Written request = Would you pull out every line of the material that contains the string "paliva"?

Data section =
══════════════════════════════
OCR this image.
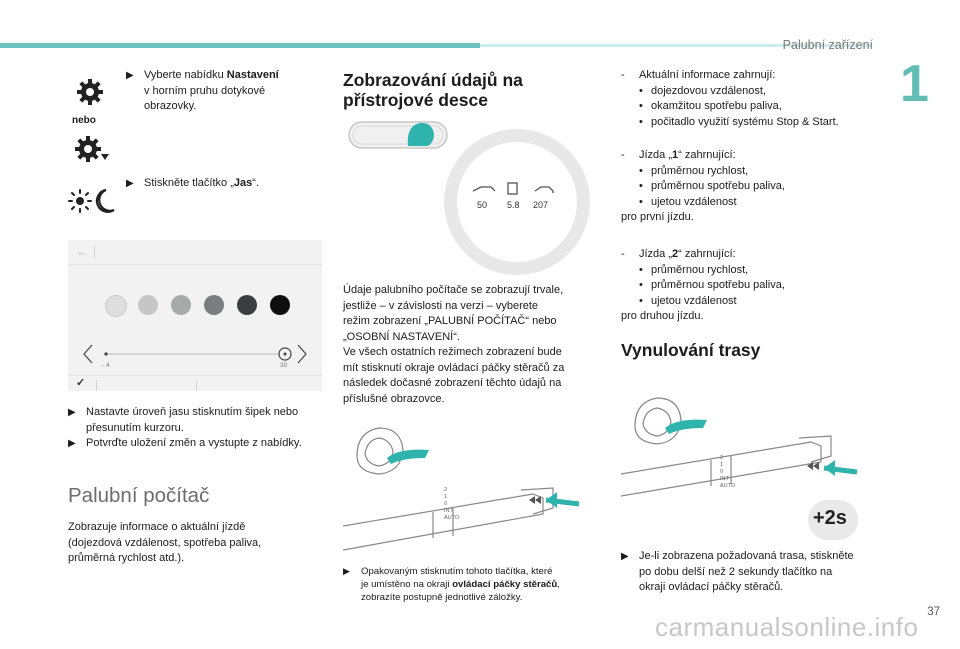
Palubní zařízení
1
nebo
▶ Vyberte nabídku Nastavení
v horním pruhu dotykové
obrazovky.
▶ Stiskněte tlačítko „Jas“.
←
- 4	30
✓
▶ Nastavte úroveň jasu stisknutím šipek nebo
přesunutím kurzoru.
▶ Potvrďte uložení změn a vystupte z nabídky.
Palubní počítač
Zobrazuje informace o aktuální jízdě
(dojezdová vzdálenost, spotřeba paliva,
průměrná rychlost atd.).
Zobrazování údajů na
přístrojové desce
50 5.8 207
Údaje palubního počítače se zobrazují trvale,
jestliže – v závislosti na verzi – vyberete
režim zobrazení „PALUBNÍ POČÍTAČ“ nebo
„OSOBNÍ NASTAVENÍ“.
Ve všech ostatních režimech zobrazení bude
mít stisknutí okraje ovládací páčky stěračů za
následek dočasné zobrazení těchto údajů na
příslušné obrazovce.
2
1
0
INT
AUTO
▶	Opakovaným stisknutím tohoto tlačítka, které
je umístěno na okraji ovládací páčky stěračů,
zobrazíte postupně jednotlivé záložky.
- Aktuální informace zahrnují:
• dojezdovou vzdálenost,
• okamžitou spotřebu paliva,
• počitadlo využití systému Stop & Start.
- Jízda „1“ zahrnující:
• průměrnou rychlost,
• průměrnou spotřebu paliva,
• ujetou vzdálenost
pro první jízdu.
- Jízda „2“ zahrnující:
• průměrnou rychlost,
• průměrnou spotřebu paliva,
• ujetou vzdálenost
pro druhou jízdu.
Vynulování trasy
2
1
0
INT
AUTO
+2s
▶ Je-li zobrazena požadovaná trasa, stiskněte
po dobu delší než 2 sekundy tlačítko na
okraji ovládací páčky stěračů.
37
carmanualsonline.info
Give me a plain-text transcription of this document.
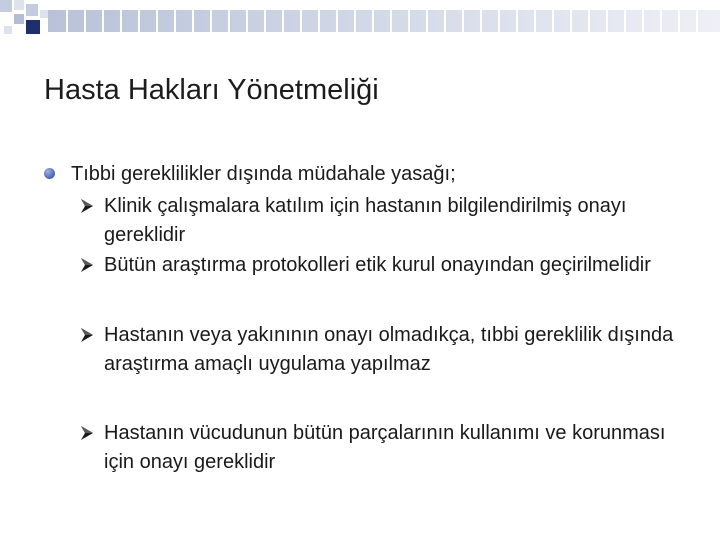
Hasta Hakları Yönetmeliği
Tıbbi gereklilikler dışında müdahale yasağı;
Klinik çalışmalara katılım için hastanın bilgilendirilmiş onayı gereklidir
Bütün araştırma protokolleri etik kurul onayından geçirilmelidir
Hastanın veya yakınının onayı olmadıkça, tıbbi gereklilik dışında araştırma amaçlı uygulama yapılmaz
Hastanın vücudunun bütün parçalarının kullanımı ve korunması için onayı gereklidir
══════════════════════════════
Full response =
(dojezdová vzdálenost, spotřeba paliva,
• okamžitou spotřebu paliva,
• průměrnou spotřebu paliva,
• průměrnou spotřebu paliva,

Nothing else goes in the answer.